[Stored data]
═══

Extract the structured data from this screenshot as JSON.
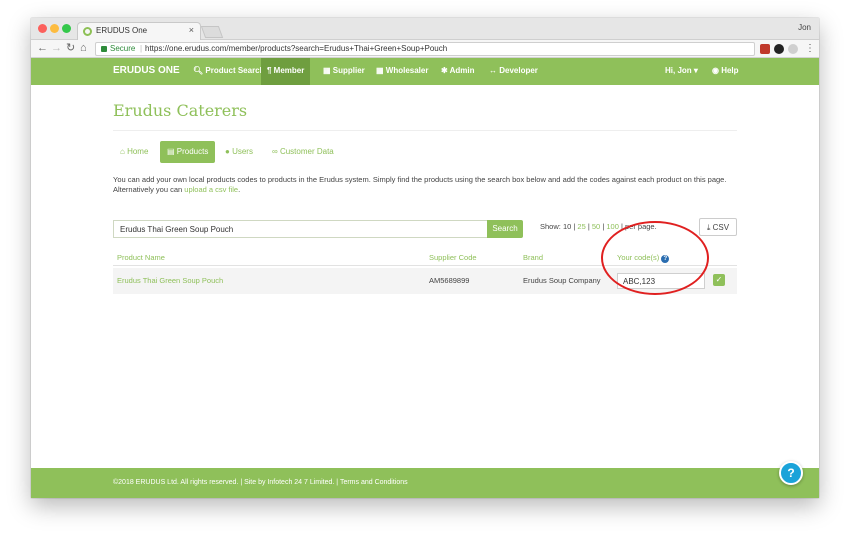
{
  "browser": {
    "tab_title": "ERUDUS One",
    "tab_close": "×",
    "profile": "Jon",
    "secure_label": "Secure",
    "separator": "|",
    "url": "https://one.erudus.com/member/products?search=Erudus+Thai+Green+Soup+Pouch",
    "menu": "⋮"
  },
  "navbar": {
    "brand": "ERUDUS ONE",
    "items": [
      "Product Search",
      "Member",
      "Supplier",
      "Wholesaler",
      "Admin",
      "Developer"
    ],
    "user": "Hi, Jon ▾",
    "help": "Help"
  },
  "page": {
    "title": "Erudus Caterers",
    "tabs": [
      "Home",
      "Products",
      "Users",
      "Customer Data"
    ],
    "description": "You can add your own local products codes to products in the Erudus system. Simply find the products using the search box below and add the codes against each product on this page.",
    "description_line2": "Alternatively you can ",
    "upload_link": "upload a csv file",
    "period": "."
  },
  "search": {
    "value": "Erudus Thai Green Soup Pouch",
    "button": "Search",
    "show_label": "Show:",
    "page_sizes": [
      "10",
      "25",
      "50",
      "100"
    ],
    "per_page": "per page."
  },
  "csv_button": "CSV",
  "table": {
    "headers": [
      "Product Name",
      "Supplier Code",
      "Brand",
      "Your code(s)"
    ],
    "rows": [
      {
        "name": "Erudus Thai Green Soup Pouch",
        "supplier_code": "AM5689899",
        "brand": "Erudus Soup Company",
        "code": "ABC,123"
      }
    ]
  },
  "footer": "©2018 ERUDUS Ltd. All rights reserved. | Site by Infotech 24 7 Limited. | Terms and Conditions",
  "help_bubble": "?",
  "colors": {
    "brand_green": "#8fc05a",
    "active_green": "#6f9e3f",
    "annotation_red": "#e02020",
    "help_blue": "#1aa3d9"
  }
}
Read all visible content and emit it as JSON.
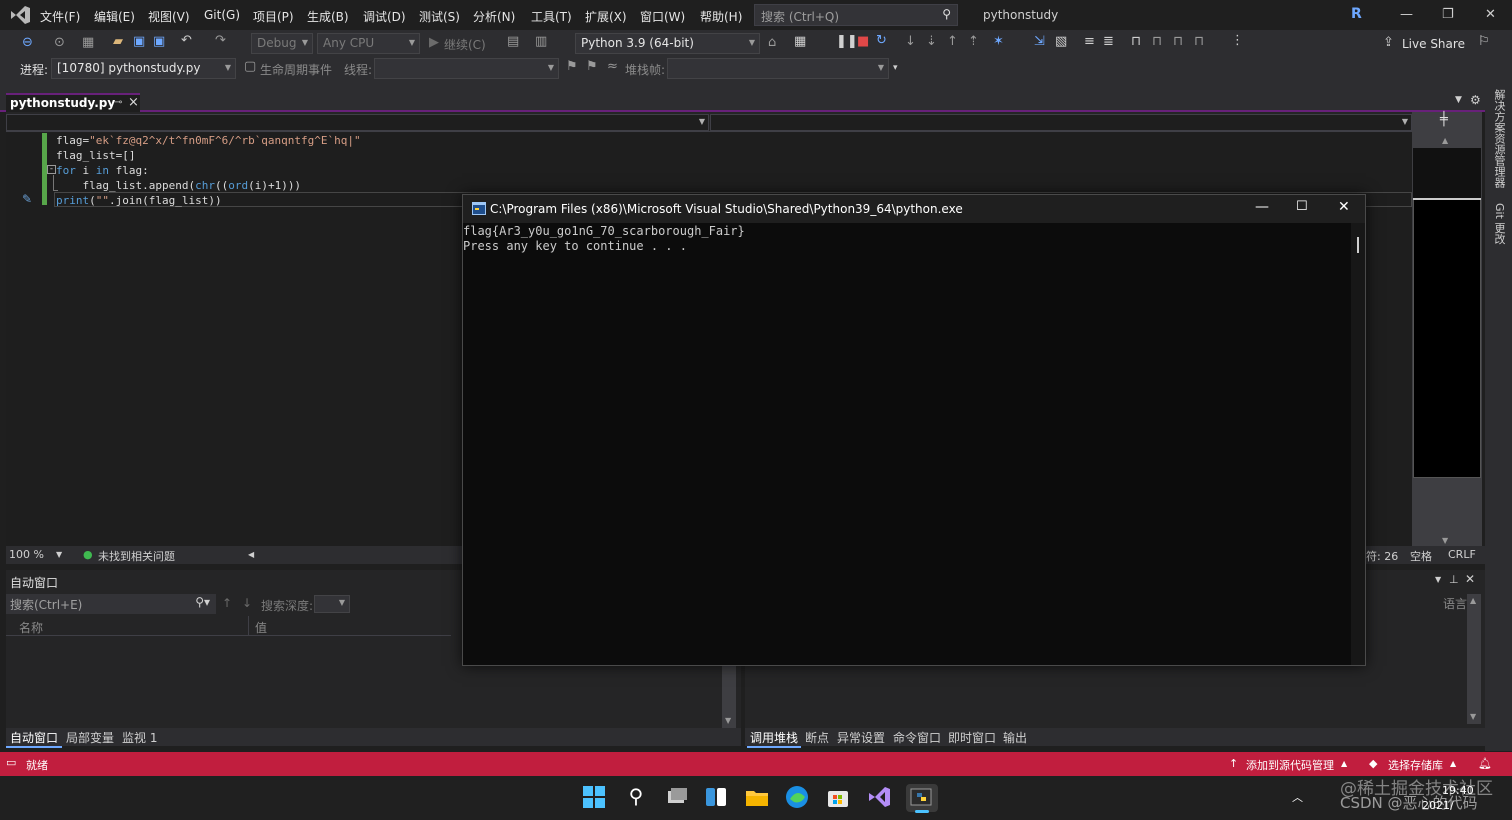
{
  "menu": {
    "items": [
      "文件(F)",
      "编辑(E)",
      "视图(V)",
      "Git(G)",
      "项目(P)",
      "生成(B)",
      "调试(D)",
      "测试(S)",
      "分析(N)",
      "工具(T)",
      "扩展(X)",
      "窗口(W)",
      "帮助(H)"
    ],
    "search_placeholder": "搜索 (Ctrl+Q)",
    "app_title": "pythonstudy",
    "account_initial": "R"
  },
  "toolbar": {
    "config": "Debug",
    "platform": "Any CPU",
    "continue_label": "继续(C)",
    "python_env": "Python 3.9 (64-bit)",
    "live_share": "Live Share"
  },
  "debug_bar": {
    "process_label": "进程:",
    "process_value": "[10780] pythonstudy.py",
    "lifecycle_label": "生命周期事件",
    "thread_label": "线程:",
    "stackframe_label": "堆栈帧:"
  },
  "editor": {
    "tab_name": "pythonstudy.py",
    "code": [
      "flag=\"ek`fz@q2^x/t^fn0mF^6/^rb`qanqntfg^E`hq|\"",
      "flag_list=[]",
      "for i in flag:",
      "    flag_list.append(chr((ord(i)+1)))",
      "print(\"\".join(flag_list))"
    ],
    "zoom": "100 %",
    "issues": "未找到相关问题",
    "char_pos": "符: 26",
    "whitespace": "空格",
    "line_ending": "CRLF"
  },
  "console": {
    "title": "C:\\Program Files (x86)\\Microsoft Visual Studio\\Shared\\Python39_64\\python.exe",
    "lines": [
      "flag{Ar3_y0u_go1nG_70_scarborough_Fair}",
      "Press any key to continue . . ."
    ]
  },
  "right_rail": {
    "solution_explorer": "解决方案资源管理器",
    "git_changes": "Git 更改"
  },
  "autos": {
    "title": "自动窗口",
    "search_placeholder": "搜索(Ctrl+E)",
    "search_depth": "搜索深度:",
    "col_name": "名称",
    "col_value": "值",
    "tabs": [
      "自动窗口",
      "局部变量",
      "监视 1"
    ]
  },
  "callstack": {
    "col_language": "语言",
    "tabs": [
      "调用堆栈",
      "断点",
      "异常设置",
      "命令窗口",
      "即时窗口",
      "输出"
    ]
  },
  "statusbar": {
    "ready": "就绪",
    "add_source_control": "添加到源代码管理",
    "select_repo": "选择存储库"
  },
  "taskbar": {
    "time": "19:40",
    "date": "2021/"
  },
  "watermark": {
    "line1": "@稀土掘金技术社区",
    "line2": "CSDN @恶心的代码"
  },
  "colors": {
    "status_bar": "#c11e3e",
    "accent": "#68217a",
    "green_change": "#57a64a"
  }
}
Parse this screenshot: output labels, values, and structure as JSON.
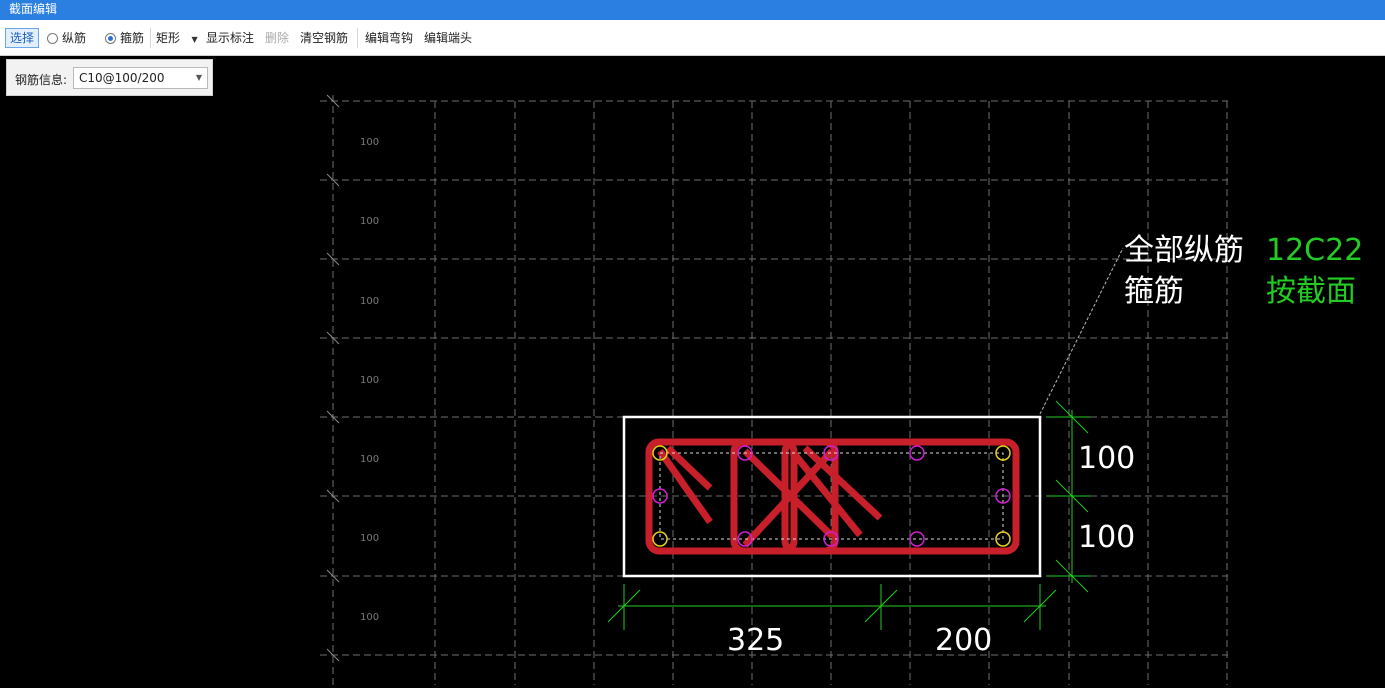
{
  "window": {
    "title": "截面编辑"
  },
  "toolbar": {
    "select_label": "选择",
    "longitudinal_label": "纵筋",
    "stirrup_label": "箍筋",
    "shape_value": "矩形",
    "show_annotation_label": "显示标注",
    "delete_label": "删除",
    "clear_rebar_label": "清空钢筋",
    "edit_hook_label": "编辑弯钩",
    "edit_end_label": "编辑端头",
    "selected_mode": "箍筋"
  },
  "rebar_info": {
    "label": "钢筋信息:",
    "value": "C10@100/200"
  },
  "grid": {
    "row_labels": [
      "100",
      "100",
      "100",
      "100",
      "100",
      "100",
      "100"
    ]
  },
  "dimensions": {
    "horizontal": [
      "325",
      "200"
    ],
    "vertical": [
      "100",
      "100"
    ]
  },
  "legend": {
    "all_longitudinal_label": "全部纵筋",
    "all_longitudinal_value": "12C22",
    "stirrup_label": "箍筋",
    "stirrup_value": "按截面"
  },
  "colors": {
    "titlebar": "#2b7fe0",
    "canvas_bg": "#000000",
    "stirrup": "#c8202a",
    "corner_bar": "#e6d21e",
    "side_bar": "#d21ed2",
    "dimension": "#22cc22",
    "legend_value": "#22cc22",
    "section_outline": "#ffffff"
  }
}
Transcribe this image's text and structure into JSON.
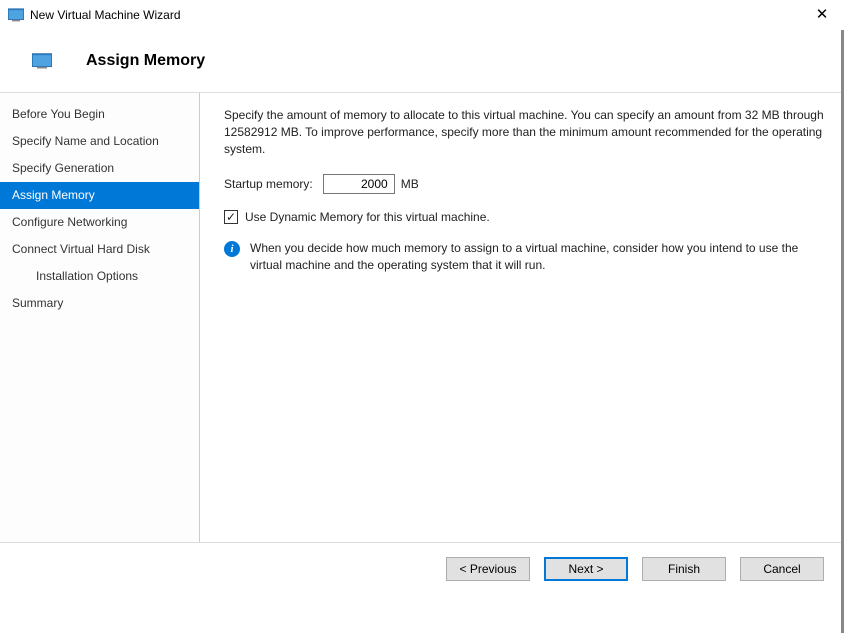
{
  "window": {
    "title": "New Virtual Machine Wizard",
    "close_glyph": "✕"
  },
  "header": {
    "title": "Assign Memory"
  },
  "sidebar": {
    "items": [
      {
        "label": "Before You Begin",
        "indent": false
      },
      {
        "label": "Specify Name and Location",
        "indent": false
      },
      {
        "label": "Specify Generation",
        "indent": false
      },
      {
        "label": "Assign Memory",
        "indent": false
      },
      {
        "label": "Configure Networking",
        "indent": false
      },
      {
        "label": "Connect Virtual Hard Disk",
        "indent": false
      },
      {
        "label": "Installation Options",
        "indent": true
      },
      {
        "label": "Summary",
        "indent": false
      }
    ],
    "active_index": 3
  },
  "main": {
    "description": "Specify the amount of memory to allocate to this virtual machine. You can specify an amount from 32 MB through 12582912 MB. To improve performance, specify more than the minimum amount recommended for the operating system.",
    "startup_label": "Startup memory:",
    "startup_value": "2000",
    "startup_unit": "MB",
    "dynamic_checkbox_label": "Use Dynamic Memory for this virtual machine.",
    "dynamic_checked": true,
    "info_glyph": "i",
    "info_text": "When you decide how much memory to assign to a virtual machine, consider how you intend to use the virtual machine and the operating system that it will run."
  },
  "footer": {
    "previous": "< Previous",
    "next": "Next >",
    "finish": "Finish",
    "cancel": "Cancel"
  },
  "colors": {
    "accent": "#0078d7"
  }
}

═══

DIRECTIONS
From the listing above, return each line with the word "Ctrl".

COMPLETE OUTPUT
    "search_placeholder": "搜索 (Ctrl+Q)",
    "search_placeholder": "搜索(Ctrl+E)",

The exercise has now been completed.